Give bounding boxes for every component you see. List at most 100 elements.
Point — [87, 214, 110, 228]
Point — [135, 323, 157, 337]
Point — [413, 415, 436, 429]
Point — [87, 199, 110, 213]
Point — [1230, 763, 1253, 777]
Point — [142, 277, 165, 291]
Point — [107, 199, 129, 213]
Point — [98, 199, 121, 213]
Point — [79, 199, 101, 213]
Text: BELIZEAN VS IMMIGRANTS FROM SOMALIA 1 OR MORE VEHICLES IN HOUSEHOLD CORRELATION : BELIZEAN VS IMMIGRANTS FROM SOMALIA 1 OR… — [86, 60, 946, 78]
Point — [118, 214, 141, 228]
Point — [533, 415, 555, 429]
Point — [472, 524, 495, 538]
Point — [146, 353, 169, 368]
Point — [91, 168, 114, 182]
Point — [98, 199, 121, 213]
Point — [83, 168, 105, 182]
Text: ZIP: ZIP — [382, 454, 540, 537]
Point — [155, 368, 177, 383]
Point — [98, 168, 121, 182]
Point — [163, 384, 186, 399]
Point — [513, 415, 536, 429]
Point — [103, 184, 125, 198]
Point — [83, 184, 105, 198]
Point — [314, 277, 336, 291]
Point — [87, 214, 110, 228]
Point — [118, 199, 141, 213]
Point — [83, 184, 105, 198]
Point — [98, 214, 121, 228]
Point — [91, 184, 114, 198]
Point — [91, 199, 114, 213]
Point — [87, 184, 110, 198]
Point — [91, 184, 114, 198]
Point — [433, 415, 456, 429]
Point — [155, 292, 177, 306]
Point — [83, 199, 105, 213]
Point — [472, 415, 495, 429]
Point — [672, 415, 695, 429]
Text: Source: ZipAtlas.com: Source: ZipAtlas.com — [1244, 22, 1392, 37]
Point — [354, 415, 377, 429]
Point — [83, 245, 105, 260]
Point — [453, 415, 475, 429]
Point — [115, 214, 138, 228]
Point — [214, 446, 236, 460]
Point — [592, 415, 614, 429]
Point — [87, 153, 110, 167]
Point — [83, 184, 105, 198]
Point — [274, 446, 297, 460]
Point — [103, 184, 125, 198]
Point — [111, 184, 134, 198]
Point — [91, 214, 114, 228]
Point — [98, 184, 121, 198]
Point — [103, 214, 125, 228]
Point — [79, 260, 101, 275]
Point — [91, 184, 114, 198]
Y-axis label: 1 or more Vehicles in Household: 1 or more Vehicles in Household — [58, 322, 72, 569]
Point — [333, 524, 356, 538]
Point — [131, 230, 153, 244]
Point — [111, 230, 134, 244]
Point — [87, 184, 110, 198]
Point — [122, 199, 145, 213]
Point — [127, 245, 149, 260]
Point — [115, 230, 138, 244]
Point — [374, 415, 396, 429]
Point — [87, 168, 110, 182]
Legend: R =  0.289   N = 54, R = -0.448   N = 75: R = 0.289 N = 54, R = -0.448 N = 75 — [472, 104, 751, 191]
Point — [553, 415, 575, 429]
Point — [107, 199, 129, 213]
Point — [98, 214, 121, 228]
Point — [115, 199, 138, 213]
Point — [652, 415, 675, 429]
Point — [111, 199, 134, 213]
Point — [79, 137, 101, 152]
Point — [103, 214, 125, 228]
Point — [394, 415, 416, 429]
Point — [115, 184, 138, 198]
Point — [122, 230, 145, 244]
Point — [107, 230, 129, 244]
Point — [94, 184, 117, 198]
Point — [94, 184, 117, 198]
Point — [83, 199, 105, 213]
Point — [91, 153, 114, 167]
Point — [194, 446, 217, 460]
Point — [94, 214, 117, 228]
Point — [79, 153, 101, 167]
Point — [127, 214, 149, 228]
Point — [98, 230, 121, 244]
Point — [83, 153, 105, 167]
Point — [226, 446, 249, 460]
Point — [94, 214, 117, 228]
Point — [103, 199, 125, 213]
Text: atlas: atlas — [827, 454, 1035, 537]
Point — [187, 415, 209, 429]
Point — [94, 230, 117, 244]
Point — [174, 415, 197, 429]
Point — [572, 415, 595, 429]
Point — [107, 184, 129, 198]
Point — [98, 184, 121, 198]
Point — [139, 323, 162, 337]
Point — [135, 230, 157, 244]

YOUR INSTRUCTIONS | Show each line from the entries above that contains the word "Text".

WORKED SOLUTION |
Text: BELIZEAN VS IMMIGRANTS FROM SOMALIA 1 OR MORE VEHICLES IN HOUSEHOLD CORRELATION : BELIZEAN VS IMMIGRANTS FROM SOMALIA 1 OR… — [86, 60, 946, 78]
Text: ZIP: ZIP — [382, 454, 540, 537]
Text: Source: ZipAtlas.com: Source: ZipAtlas.com — [1244, 22, 1392, 37]
Text: atlas: atlas — [827, 454, 1035, 537]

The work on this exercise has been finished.